## [GIVEN REQUEST]
Copy every line of the data that contains the string "MSLP".

## [EXTRACTED MATERIAL]
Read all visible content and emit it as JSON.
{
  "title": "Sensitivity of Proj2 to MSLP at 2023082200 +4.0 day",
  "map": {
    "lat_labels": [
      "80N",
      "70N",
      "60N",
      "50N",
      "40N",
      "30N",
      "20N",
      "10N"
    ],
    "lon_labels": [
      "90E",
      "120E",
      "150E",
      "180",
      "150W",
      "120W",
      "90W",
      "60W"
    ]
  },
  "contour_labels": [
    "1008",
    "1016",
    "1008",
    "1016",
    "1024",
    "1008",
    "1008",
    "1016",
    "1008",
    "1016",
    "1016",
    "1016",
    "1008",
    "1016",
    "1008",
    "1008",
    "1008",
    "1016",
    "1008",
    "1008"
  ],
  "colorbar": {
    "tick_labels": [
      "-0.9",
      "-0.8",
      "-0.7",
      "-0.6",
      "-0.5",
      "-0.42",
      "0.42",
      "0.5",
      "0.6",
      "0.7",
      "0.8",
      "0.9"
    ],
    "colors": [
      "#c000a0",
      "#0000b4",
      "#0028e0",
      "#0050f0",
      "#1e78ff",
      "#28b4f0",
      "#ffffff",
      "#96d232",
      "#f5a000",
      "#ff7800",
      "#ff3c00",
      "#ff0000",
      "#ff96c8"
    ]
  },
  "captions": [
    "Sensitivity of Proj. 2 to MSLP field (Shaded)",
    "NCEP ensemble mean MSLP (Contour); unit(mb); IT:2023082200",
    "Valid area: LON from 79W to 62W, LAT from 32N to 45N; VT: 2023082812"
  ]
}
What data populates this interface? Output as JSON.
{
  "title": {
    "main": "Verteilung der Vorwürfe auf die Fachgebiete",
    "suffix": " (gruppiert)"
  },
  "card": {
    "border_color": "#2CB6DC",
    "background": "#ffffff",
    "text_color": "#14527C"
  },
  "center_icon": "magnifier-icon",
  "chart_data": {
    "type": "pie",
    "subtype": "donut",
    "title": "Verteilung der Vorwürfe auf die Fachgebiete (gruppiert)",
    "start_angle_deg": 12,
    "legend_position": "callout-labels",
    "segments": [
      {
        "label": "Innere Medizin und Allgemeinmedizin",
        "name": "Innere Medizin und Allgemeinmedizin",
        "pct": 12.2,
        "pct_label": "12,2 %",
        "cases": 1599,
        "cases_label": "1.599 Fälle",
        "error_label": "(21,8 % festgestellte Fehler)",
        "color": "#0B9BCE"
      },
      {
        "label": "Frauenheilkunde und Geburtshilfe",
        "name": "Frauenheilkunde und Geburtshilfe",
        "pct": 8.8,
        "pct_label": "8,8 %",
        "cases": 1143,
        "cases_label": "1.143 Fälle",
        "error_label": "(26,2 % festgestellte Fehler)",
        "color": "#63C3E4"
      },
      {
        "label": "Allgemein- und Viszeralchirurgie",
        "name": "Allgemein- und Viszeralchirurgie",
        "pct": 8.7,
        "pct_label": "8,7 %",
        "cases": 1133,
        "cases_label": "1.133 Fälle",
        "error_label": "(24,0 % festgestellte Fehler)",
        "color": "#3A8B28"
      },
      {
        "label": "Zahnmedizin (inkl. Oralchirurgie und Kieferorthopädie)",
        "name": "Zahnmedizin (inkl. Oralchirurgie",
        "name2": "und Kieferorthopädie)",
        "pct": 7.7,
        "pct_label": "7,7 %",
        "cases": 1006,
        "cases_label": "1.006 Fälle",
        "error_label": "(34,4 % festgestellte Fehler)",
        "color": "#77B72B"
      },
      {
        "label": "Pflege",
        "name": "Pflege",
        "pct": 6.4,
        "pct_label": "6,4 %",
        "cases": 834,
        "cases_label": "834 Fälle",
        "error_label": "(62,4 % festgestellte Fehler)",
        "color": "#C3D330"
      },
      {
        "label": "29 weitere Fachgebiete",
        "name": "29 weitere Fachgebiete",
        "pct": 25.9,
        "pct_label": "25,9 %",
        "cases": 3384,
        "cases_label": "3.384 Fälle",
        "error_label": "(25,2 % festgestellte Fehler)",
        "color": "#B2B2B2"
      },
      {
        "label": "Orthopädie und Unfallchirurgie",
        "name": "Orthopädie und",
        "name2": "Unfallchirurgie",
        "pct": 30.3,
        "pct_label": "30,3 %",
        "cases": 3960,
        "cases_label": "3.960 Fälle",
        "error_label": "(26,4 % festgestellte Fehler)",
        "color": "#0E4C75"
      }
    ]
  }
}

## [RESPONSE]
  "title": "Sensitivity of Proj2 to MSLP at 2023082200 +4.0 day",
    "Sensitivity of Proj. 2 to MSLP field (Shaded)",
    "NCEP ensemble mean MSLP (Contour); unit(mb); IT:2023082200",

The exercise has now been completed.